Extracted records
----
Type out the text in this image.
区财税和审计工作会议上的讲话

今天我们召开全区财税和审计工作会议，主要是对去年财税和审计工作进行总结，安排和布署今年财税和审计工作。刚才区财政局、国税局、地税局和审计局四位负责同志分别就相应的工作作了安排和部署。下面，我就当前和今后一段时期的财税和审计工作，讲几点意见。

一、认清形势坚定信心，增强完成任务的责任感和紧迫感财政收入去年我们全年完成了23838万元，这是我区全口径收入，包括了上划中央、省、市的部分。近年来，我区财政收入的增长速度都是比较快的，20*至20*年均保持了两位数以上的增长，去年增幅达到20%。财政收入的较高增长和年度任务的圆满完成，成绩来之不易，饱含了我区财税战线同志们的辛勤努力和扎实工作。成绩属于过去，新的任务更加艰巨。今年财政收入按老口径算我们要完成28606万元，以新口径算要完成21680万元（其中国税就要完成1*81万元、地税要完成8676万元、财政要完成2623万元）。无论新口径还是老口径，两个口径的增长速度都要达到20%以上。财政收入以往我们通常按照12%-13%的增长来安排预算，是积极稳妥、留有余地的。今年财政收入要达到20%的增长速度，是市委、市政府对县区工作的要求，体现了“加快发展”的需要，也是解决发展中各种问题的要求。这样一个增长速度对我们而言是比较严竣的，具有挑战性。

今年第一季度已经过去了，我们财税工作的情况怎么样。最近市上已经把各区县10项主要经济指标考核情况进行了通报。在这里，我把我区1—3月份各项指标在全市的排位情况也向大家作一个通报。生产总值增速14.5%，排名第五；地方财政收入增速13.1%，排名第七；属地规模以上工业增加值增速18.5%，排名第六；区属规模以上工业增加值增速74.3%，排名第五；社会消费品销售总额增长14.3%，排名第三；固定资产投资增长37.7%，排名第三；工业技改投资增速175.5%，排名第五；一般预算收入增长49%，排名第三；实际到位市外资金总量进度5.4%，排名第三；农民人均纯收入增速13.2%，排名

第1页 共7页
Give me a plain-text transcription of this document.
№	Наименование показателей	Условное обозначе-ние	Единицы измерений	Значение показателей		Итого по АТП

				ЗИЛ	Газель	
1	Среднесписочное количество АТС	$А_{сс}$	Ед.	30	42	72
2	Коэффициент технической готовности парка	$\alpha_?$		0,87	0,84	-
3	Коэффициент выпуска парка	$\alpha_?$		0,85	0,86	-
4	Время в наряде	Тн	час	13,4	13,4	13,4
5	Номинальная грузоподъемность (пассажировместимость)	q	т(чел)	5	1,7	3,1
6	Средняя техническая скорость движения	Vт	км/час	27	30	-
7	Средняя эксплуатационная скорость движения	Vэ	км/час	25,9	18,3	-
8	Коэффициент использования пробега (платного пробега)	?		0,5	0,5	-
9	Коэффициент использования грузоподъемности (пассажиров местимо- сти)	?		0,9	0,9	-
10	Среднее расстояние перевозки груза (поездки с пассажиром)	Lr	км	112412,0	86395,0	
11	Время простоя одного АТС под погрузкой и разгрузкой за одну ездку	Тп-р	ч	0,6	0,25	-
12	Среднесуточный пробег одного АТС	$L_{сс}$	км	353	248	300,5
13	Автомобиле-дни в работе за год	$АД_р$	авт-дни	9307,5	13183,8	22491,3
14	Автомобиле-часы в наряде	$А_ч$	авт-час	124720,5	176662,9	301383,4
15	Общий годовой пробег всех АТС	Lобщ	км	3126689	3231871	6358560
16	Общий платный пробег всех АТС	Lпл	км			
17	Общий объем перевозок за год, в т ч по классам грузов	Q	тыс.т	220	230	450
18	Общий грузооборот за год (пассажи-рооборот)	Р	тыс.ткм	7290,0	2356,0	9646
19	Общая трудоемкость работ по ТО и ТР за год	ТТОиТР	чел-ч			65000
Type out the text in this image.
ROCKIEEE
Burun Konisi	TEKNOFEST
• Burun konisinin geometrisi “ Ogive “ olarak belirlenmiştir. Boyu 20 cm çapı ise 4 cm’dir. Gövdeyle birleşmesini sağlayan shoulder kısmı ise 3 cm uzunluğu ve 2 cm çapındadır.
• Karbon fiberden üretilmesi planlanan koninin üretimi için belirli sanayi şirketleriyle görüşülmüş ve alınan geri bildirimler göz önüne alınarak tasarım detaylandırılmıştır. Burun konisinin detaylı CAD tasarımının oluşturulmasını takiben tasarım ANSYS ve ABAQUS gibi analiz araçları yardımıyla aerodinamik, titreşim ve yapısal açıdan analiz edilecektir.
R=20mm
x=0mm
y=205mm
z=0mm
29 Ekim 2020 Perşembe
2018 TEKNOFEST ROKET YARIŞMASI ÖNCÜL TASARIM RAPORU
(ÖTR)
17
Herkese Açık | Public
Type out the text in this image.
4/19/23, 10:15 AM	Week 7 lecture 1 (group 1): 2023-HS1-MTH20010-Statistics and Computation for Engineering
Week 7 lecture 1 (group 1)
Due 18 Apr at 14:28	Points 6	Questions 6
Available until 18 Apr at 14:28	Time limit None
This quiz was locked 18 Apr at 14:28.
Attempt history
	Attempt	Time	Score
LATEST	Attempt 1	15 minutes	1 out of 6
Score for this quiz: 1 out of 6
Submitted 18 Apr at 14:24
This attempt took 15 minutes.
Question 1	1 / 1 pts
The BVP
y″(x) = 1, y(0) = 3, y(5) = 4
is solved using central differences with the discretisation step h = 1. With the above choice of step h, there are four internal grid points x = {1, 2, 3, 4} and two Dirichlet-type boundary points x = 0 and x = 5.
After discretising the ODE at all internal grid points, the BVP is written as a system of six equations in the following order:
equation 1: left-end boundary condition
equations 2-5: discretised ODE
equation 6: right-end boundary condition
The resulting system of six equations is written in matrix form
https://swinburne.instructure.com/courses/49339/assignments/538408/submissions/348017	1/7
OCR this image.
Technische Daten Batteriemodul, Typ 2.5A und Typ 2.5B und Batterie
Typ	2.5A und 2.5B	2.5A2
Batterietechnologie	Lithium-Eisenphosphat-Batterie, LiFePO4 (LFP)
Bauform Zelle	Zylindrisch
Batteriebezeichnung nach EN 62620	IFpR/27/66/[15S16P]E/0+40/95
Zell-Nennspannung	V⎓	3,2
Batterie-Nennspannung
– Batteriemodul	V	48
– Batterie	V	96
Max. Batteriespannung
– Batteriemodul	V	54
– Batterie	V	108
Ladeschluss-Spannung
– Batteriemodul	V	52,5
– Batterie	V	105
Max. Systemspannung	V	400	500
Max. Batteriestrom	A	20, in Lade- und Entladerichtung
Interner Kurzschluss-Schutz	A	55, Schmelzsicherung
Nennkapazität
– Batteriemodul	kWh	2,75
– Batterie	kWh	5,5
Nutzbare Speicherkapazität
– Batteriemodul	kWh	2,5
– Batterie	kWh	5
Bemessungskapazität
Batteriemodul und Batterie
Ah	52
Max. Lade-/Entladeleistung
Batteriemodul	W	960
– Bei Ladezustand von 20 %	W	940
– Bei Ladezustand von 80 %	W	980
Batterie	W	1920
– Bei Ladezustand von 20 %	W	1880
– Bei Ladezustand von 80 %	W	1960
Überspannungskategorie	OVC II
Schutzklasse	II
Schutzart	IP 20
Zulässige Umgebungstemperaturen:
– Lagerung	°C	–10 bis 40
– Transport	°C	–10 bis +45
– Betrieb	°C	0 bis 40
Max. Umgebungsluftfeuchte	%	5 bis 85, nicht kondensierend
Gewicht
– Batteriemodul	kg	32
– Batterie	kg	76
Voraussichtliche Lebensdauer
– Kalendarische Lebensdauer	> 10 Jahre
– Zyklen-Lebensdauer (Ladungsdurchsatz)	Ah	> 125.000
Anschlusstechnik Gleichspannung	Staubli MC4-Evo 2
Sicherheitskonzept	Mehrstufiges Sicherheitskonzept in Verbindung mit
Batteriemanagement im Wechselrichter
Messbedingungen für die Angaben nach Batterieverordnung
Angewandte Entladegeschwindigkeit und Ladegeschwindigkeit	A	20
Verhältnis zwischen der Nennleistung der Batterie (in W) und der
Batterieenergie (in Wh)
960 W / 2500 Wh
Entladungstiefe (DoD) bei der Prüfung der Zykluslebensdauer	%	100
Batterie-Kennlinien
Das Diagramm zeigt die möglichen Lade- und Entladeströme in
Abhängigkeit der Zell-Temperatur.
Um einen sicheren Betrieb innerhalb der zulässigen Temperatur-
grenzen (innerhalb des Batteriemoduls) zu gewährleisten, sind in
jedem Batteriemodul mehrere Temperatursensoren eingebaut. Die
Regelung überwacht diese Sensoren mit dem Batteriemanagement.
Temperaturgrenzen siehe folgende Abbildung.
----
What this task involves:
Collect the complete line wherever the string "Общий" appears in the records.

The output:
15	Общий годовой пробег всех АТС	Lобщ	км	3126689	3231871	6358560
16	Общий платный пробег всех АТС	Lпл	км			
17	Общий объем перевозок за год, в т ч по классам грузов	Q	тыс.т	220	230	450
18	Общий грузооборот за год (пассажи-рооборот)	Р	тыс.ткм	7290,0	2356,0	9646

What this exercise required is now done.